**Excerpted passage**

============

Let’s Get It On
I peeked at the title of the brochure I'd been given — “Sex After Stroke.” Oh goodie, something else to worry about. It might as well have said, “No Way You’re Having Sex After Stroke.”
LIFE at the CURB
A Unique Perspective on Survival by Stroke Survivor and Comedian John Kawie
Fourteen days into my stroke — and 21 days after my wedding — I was sitting on my hospital bed contemplating a future of AFO’s, wheelchairs and Velcro. My new body may have needed the first two, but at 47 I wasn’t about to trade in my favorite Jack Purcells for a pair of Velcro-strapped sneakers that all but screamed “reverse mortgage.” So I decided to sharpen my one-handed shoelace tying technique.
In the middle of attempting to unravel yet another tangled rat’s nest I heard a determined rap on my door. A stout, strange woman stormed into the room like a human microburst. Discombobulated, she pulled her worn, hemp bag across her body, plopped down in the chair opposite me, and with no introduction or preamble, leaned forward and asked, “Mr. Kawie, are you able to have an erection, and more importantly, have you had one lately?”
Now, anyone requesting that information had better be wearing a white coat with a stethoscope around their neck. When I responded, “And you would be…?” she revealed she was St. Vincent’s resident psychologist. Her concern seemed to me like dropping a turkey and making sure that the pop-up thermometer’s okay. But she wanted an answer so I said, “All systems go...Houston we have no problem.” With that she took a booklet from her bag, deposited it on my lap, and disappeared.

============

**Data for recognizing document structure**
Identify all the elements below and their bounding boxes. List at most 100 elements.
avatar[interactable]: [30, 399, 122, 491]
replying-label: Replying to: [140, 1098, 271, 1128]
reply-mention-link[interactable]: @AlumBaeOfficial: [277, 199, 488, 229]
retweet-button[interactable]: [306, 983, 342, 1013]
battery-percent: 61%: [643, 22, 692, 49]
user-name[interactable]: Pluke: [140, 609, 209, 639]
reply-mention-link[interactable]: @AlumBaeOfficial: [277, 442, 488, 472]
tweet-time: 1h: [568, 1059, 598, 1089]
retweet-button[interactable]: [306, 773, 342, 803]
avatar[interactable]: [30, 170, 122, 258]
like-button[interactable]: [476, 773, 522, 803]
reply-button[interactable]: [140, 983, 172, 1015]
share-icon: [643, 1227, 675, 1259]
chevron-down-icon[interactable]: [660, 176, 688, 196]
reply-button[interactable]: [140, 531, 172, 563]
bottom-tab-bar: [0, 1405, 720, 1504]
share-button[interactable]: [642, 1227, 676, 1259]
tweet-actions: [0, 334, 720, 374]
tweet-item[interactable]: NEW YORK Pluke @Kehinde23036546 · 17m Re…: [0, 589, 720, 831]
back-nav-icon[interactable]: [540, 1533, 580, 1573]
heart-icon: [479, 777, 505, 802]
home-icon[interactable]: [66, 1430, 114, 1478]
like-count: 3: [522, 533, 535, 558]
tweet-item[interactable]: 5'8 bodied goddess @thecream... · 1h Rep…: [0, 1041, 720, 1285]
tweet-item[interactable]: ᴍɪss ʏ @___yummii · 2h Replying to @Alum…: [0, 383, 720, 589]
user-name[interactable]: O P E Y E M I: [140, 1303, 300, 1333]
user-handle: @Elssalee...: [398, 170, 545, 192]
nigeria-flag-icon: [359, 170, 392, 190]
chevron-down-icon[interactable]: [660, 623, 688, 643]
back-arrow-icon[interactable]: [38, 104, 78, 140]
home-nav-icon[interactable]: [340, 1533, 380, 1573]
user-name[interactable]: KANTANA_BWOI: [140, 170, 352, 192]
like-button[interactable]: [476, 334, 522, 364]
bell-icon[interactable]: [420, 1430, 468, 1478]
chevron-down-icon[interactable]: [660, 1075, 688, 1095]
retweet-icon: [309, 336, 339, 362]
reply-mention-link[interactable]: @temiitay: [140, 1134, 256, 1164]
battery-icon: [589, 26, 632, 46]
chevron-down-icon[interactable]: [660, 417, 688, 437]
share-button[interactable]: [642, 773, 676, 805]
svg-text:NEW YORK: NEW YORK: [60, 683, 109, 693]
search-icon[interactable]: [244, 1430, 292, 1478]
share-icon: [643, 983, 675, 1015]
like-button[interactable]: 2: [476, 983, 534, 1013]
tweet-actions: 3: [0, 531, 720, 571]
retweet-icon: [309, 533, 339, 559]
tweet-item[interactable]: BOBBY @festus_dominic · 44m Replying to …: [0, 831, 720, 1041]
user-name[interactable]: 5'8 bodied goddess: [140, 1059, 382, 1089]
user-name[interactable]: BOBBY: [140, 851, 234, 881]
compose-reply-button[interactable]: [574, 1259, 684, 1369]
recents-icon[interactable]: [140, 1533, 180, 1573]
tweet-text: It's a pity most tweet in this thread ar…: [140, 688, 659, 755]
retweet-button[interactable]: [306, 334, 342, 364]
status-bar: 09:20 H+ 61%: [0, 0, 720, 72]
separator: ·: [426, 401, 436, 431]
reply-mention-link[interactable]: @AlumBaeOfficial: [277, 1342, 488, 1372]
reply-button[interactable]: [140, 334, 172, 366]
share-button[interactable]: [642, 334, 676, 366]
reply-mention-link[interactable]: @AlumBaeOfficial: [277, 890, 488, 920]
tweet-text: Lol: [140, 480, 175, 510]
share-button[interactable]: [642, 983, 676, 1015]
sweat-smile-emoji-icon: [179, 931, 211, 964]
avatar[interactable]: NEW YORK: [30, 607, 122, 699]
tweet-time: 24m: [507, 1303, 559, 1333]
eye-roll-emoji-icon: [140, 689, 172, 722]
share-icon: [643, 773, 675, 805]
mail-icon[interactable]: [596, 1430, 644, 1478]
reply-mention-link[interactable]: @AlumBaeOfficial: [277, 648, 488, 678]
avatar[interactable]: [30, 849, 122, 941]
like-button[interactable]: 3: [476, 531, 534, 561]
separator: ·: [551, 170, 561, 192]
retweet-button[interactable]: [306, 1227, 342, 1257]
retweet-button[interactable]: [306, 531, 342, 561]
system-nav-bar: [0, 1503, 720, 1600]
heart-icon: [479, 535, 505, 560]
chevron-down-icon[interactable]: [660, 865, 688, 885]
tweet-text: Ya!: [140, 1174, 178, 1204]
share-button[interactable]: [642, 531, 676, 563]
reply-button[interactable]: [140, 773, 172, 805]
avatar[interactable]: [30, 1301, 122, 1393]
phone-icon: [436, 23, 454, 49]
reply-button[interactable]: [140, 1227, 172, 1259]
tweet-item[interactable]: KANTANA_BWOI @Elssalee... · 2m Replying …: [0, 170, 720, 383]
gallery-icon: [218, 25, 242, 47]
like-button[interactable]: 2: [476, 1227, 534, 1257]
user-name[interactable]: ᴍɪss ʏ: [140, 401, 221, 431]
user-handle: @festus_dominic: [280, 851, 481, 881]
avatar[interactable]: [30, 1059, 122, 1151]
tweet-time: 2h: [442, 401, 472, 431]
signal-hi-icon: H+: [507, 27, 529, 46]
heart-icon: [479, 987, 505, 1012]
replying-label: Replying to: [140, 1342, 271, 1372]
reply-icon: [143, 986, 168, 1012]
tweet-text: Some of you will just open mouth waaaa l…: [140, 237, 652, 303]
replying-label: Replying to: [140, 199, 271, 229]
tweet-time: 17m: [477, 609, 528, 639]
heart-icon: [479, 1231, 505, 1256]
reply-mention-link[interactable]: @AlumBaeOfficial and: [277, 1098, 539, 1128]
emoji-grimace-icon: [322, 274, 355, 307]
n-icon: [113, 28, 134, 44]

============

**Requirement**
Answer these questions about the "Let's Get It On" column:
1. What title was on the brochure the narrator was given?
2. How many days after the wedding did the narrator's stroke happen?
3. What position did the woman who entered the room say she held?

**Answer to the problem**
1. "Sex After Stroke."
2. Seven days.
3. St. Vincent's resident psychologist.